DATA SUPPLIED:
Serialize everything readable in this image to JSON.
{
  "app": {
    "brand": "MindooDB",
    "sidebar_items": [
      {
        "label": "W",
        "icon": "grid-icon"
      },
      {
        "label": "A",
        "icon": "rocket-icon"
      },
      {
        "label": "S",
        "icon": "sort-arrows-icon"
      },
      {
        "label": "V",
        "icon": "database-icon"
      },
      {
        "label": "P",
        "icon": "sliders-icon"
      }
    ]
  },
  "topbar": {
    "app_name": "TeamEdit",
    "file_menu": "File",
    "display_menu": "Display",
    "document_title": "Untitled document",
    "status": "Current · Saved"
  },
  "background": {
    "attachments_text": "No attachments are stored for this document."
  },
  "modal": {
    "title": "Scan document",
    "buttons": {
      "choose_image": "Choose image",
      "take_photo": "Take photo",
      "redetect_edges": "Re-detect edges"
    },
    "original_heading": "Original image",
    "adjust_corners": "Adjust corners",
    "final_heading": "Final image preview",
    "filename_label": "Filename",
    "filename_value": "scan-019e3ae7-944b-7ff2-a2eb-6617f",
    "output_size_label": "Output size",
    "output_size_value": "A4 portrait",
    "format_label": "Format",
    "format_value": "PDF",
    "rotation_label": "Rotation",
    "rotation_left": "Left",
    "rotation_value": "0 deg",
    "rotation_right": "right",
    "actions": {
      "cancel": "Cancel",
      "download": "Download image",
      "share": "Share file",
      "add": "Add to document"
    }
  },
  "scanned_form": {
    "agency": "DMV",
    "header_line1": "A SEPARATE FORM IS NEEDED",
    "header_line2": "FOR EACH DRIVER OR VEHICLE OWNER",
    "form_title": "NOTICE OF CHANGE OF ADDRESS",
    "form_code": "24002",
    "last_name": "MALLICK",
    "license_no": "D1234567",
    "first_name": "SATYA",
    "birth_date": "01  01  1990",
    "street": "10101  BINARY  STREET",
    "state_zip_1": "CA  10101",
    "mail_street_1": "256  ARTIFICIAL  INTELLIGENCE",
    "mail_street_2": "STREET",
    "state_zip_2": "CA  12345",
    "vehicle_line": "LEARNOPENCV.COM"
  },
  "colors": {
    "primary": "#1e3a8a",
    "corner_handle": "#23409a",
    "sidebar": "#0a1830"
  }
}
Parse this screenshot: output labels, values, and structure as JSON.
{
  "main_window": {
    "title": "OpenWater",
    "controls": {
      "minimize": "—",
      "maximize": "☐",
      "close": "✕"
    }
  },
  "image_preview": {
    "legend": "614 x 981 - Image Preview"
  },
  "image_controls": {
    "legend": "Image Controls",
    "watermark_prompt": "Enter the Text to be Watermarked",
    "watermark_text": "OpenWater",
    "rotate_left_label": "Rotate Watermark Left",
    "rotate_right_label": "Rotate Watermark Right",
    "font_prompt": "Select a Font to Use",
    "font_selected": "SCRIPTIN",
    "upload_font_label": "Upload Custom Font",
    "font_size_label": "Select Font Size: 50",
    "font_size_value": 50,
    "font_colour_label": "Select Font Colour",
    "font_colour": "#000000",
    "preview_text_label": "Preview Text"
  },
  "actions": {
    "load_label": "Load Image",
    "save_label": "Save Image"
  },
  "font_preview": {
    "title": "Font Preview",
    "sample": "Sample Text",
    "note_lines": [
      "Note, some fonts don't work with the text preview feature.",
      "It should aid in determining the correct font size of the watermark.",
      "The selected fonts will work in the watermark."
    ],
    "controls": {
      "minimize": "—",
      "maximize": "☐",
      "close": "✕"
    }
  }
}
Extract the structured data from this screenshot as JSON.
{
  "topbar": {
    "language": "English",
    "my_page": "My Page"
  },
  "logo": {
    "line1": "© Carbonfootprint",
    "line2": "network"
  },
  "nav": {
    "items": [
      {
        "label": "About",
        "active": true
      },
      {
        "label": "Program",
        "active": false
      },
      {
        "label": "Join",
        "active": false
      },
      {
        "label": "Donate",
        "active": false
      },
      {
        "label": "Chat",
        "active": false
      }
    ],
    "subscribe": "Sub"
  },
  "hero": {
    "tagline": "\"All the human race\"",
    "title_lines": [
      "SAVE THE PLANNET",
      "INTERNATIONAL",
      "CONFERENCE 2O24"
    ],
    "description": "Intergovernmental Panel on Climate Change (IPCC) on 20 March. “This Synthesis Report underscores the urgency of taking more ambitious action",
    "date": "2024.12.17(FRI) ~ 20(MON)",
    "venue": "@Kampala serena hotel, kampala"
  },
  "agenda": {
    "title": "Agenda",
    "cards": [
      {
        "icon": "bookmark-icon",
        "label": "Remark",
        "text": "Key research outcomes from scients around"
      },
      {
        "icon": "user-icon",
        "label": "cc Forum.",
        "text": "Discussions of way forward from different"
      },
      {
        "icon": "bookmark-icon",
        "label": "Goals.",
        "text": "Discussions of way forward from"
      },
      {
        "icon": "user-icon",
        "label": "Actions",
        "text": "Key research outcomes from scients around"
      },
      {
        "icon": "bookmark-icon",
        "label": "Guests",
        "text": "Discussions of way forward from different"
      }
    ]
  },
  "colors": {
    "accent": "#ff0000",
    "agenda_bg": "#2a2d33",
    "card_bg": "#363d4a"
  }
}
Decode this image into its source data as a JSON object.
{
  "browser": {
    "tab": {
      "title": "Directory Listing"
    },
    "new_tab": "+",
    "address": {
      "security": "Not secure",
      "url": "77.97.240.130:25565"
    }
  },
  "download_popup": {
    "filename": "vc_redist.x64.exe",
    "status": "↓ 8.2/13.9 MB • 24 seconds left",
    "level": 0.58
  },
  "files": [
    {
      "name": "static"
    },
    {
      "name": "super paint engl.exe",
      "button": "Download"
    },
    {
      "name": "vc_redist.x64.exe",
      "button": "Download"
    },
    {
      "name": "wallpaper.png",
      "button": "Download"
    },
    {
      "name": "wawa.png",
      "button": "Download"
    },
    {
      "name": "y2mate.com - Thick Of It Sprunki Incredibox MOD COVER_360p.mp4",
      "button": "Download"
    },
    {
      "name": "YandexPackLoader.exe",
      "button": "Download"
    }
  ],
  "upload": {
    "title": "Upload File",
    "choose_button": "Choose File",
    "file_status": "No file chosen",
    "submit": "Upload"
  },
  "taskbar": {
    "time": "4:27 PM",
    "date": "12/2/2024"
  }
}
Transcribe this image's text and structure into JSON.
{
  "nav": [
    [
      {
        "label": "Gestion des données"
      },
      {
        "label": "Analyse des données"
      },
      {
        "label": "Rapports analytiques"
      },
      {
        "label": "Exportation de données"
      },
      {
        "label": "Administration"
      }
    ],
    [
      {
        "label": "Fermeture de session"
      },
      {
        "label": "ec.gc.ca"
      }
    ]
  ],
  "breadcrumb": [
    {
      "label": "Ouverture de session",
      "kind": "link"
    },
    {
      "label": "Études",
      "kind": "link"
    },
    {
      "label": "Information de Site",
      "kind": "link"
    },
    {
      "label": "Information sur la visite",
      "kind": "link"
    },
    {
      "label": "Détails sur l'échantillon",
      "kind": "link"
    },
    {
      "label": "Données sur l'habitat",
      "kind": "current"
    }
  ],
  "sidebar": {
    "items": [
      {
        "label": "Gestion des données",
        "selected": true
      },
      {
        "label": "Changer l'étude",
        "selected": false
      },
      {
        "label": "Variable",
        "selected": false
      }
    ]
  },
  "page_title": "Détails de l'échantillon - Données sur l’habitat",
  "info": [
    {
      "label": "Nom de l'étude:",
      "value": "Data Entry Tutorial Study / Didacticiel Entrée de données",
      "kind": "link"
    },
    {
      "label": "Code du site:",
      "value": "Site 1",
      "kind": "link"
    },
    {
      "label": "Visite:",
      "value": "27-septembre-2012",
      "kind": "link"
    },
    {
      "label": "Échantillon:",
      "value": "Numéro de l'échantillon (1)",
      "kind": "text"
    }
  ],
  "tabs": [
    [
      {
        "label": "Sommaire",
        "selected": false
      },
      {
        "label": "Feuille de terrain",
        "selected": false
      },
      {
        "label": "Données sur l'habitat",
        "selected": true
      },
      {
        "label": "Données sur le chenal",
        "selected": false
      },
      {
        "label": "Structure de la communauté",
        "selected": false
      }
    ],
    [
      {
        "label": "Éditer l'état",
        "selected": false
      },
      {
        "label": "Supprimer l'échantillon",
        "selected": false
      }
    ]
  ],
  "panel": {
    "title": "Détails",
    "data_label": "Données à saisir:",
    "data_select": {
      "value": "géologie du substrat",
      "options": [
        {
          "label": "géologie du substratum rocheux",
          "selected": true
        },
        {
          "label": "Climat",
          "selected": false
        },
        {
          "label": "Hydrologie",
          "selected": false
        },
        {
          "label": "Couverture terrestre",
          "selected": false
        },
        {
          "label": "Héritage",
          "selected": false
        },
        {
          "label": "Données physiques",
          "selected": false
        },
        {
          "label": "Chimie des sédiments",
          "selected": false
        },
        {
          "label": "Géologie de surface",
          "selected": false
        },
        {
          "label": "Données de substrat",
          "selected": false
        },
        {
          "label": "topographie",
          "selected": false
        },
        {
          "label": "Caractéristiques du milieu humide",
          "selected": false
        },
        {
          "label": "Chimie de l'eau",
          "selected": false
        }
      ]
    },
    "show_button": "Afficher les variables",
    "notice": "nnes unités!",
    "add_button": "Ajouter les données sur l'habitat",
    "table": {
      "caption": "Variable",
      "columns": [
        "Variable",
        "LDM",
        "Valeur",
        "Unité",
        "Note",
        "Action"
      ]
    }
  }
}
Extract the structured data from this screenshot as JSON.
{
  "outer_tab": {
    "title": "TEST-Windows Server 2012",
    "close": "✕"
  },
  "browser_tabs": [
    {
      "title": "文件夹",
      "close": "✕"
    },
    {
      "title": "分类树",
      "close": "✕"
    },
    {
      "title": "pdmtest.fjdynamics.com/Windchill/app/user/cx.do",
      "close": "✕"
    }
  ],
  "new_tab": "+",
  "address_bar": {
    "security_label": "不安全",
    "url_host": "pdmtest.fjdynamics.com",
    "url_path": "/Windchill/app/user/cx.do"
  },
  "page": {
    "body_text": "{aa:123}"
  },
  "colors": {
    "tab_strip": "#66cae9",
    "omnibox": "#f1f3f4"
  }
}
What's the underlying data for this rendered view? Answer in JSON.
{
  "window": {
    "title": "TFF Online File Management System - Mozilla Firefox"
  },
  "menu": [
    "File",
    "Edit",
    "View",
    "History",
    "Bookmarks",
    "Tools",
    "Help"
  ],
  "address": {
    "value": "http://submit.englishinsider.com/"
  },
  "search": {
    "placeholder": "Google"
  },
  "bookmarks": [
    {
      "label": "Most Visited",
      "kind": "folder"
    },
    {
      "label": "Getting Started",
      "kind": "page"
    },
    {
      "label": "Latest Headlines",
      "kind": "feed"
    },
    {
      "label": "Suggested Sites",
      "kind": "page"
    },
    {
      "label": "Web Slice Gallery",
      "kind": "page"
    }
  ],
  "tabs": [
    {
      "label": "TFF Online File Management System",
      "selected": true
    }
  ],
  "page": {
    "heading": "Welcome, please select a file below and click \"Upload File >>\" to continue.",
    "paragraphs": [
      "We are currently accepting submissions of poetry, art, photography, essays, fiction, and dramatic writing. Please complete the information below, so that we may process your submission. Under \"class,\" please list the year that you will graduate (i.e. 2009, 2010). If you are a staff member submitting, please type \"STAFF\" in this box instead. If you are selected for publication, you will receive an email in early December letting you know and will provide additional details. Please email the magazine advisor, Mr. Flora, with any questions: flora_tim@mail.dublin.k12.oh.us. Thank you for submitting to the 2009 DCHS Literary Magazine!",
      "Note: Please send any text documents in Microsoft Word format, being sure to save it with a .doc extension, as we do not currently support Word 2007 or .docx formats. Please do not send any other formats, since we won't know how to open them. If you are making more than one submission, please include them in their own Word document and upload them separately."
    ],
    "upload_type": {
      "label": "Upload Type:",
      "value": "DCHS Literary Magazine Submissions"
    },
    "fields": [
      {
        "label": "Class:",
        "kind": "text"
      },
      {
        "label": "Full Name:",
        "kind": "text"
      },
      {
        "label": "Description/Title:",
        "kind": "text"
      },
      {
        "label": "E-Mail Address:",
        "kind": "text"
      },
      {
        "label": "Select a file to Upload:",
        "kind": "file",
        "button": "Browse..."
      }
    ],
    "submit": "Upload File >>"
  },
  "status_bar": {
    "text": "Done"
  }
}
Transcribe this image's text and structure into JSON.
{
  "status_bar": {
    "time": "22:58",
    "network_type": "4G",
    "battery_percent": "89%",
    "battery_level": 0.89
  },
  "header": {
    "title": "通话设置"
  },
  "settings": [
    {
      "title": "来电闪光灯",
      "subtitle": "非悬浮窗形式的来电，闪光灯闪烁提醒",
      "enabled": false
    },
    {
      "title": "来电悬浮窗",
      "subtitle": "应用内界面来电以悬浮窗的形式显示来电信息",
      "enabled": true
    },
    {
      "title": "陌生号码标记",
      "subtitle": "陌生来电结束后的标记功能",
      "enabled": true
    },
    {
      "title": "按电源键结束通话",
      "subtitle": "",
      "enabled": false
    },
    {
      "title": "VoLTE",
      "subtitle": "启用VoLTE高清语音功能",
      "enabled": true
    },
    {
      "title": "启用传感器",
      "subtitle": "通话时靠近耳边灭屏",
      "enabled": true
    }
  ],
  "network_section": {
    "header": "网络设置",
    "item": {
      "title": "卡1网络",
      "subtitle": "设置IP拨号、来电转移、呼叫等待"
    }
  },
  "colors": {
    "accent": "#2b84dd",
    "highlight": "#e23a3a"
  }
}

BRIEF: From the entries, copy out each line containing the word "subtitle".

RESPONSE FOR THIS EXERCISE:
      "subtitle": "非悬浮窗形式的来电，闪光灯闪烁提醒",
      "subtitle": "应用内界面来电以悬浮窗的形式显示来电信息",
      "subtitle": "陌生来电结束后的标记功能",
      "subtitle": "",
      "subtitle": "启用VoLTE高清语音功能",
      "subtitle": "通话时靠近耳边灭屏",
      "subtitle": "设置IP拨号、来电转移、呼叫等待"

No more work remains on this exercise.